*Entries shown*
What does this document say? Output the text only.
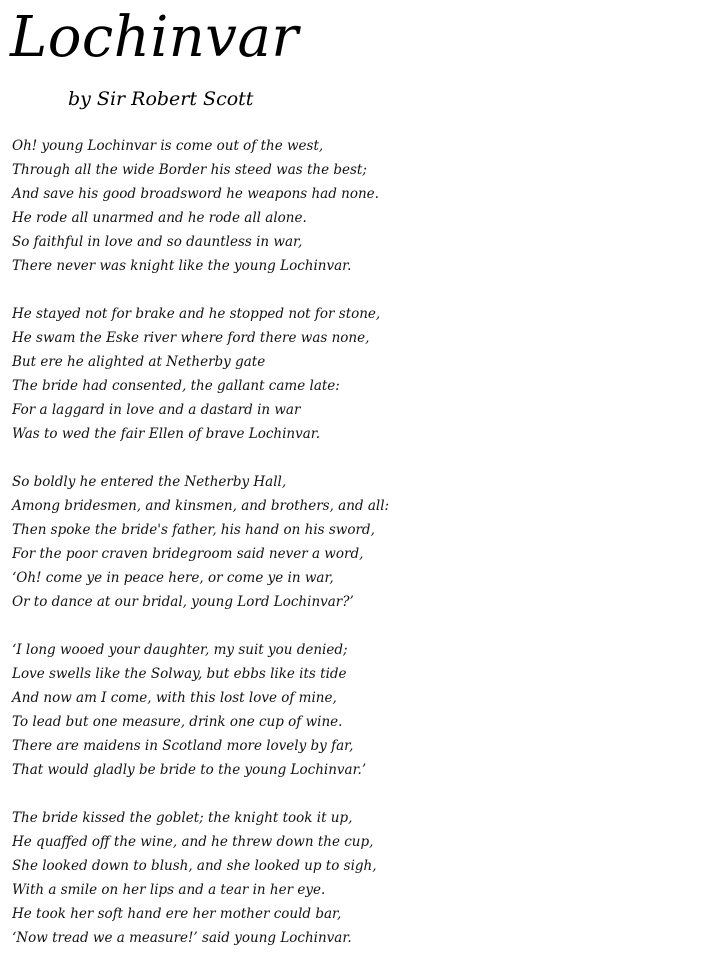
Lochinvar
by Sir Robert Scott
Oh! young Lochinvar is come out of the west,
Through all the wide Border his steed was the best;
And save his good broadsword he weapons had none.
He rode all unarmed and he rode all alone.
So faithful in love and so dauntless in war,
There never was knight like the young Lochinvar.
He stayed not for brake and he stopped not for stone,
He swam the Eske river where ford there was none,
But ere he alighted at Netherby gate
The bride had consented, the gallant came late:
For a laggard in love and a dastard in war
Was to wed the fair Ellen of brave Lochinvar.
So boldly he entered the Netherby Hall,
Among bridesmen, and kinsmen, and brothers, and all:
Then spoke the bride's father, his hand on his sword,
For the poor craven bridegroom said never a word,
‘Oh! come ye in peace here, or come ye in war,
Or to dance at our bridal, young Lord Lochinvar?’
‘I long wooed your daughter, my suit you denied;
Love swells like the Solway, but ebbs like its tide
And now am I come, with this lost love of mine,
To lead but one measure, drink one cup of wine.
There are maidens in Scotland more lovely by far,
That would gladly be bride to the young Lochinvar.’
The bride kissed the goblet; the knight took it up,
He quaffed off the wine, and he threw down the cup,
She looked down to blush, and she looked up to sigh,
With a smile on her lips and a tear in her eye.
He took her soft hand ere her mother could bar,
‘Now tread we a measure!’ said young Lochinvar.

*Directions for this task*
Copy out each line of the material that holds the word "never".

*The answer*
There never was knight like the young Lochinvar.
For the poor craven bridegroom said never a word,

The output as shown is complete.